• _MATERIAL SUPPLIED_
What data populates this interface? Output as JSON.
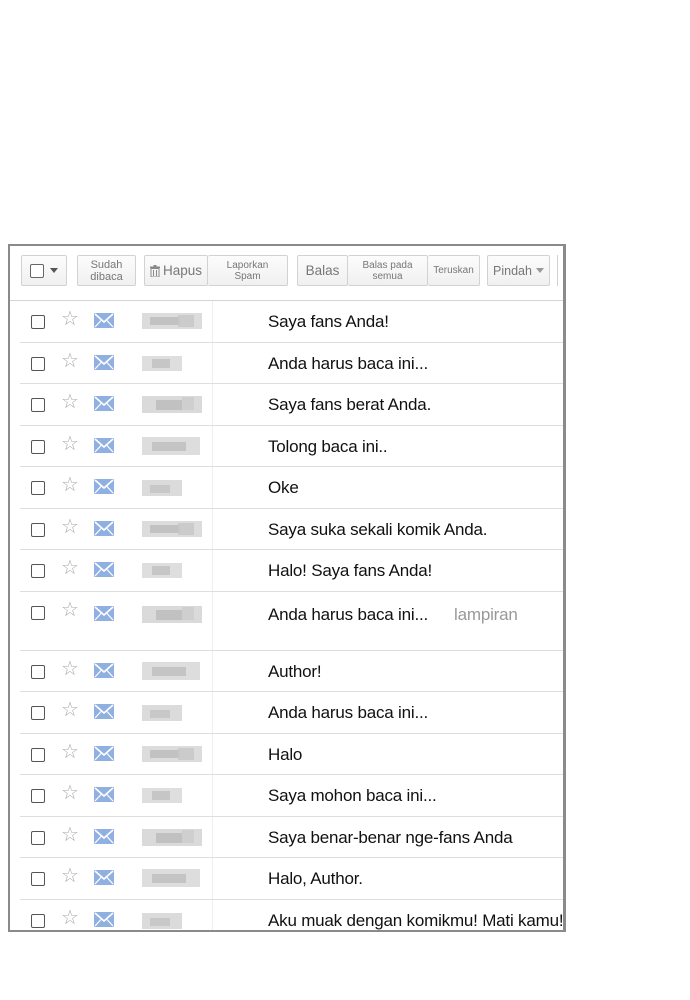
{
  "toolbar": {
    "mark_read": "Sudah dibaca",
    "delete": "Hapus",
    "report_spam": "Laporkan Spam",
    "reply": "Balas",
    "reply_all": "Balas pada semua",
    "forward": "Teruskan",
    "move": "Pindah"
  },
  "emails": [
    {
      "subject": "Saya fans Anda!",
      "attachment": ""
    },
    {
      "subject": "Anda harus baca ini...",
      "attachment": ""
    },
    {
      "subject": "Saya fans berat Anda.",
      "attachment": ""
    },
    {
      "subject": "Tolong baca ini..",
      "attachment": ""
    },
    {
      "subject": "Oke",
      "attachment": ""
    },
    {
      "subject": "Saya suka sekali komik Anda.",
      "attachment": ""
    },
    {
      "subject": "Halo! Saya fans Anda!",
      "attachment": ""
    },
    {
      "subject": "Anda harus baca ini...",
      "attachment": "lampiran"
    },
    {
      "subject": "Author!",
      "attachment": ""
    },
    {
      "subject": "Anda harus baca ini...",
      "attachment": ""
    },
    {
      "subject": "Halo",
      "attachment": ""
    },
    {
      "subject": "Saya mohon baca ini...",
      "attachment": ""
    },
    {
      "subject": "Saya benar-benar nge-fans Anda",
      "attachment": ""
    },
    {
      "subject": "Halo, Author.",
      "attachment": ""
    },
    {
      "subject": "Aku muak dengan komikmu! Mati kamu!",
      "attachment": ""
    }
  ],
  "colors": {
    "envelope": "#8fb0e0",
    "star": "#aaaaaa",
    "attachment_text": "#999999"
  },
  "icons": [
    "checkbox-icon",
    "chevron-down-icon",
    "trash-icon",
    "star-icon",
    "envelope-icon"
  ]
}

• _WHAT YOU HAVE TO DO_
State how many lines in the records above contain the word "fans", giving only the number.

• _SOLUTION BELOW_
4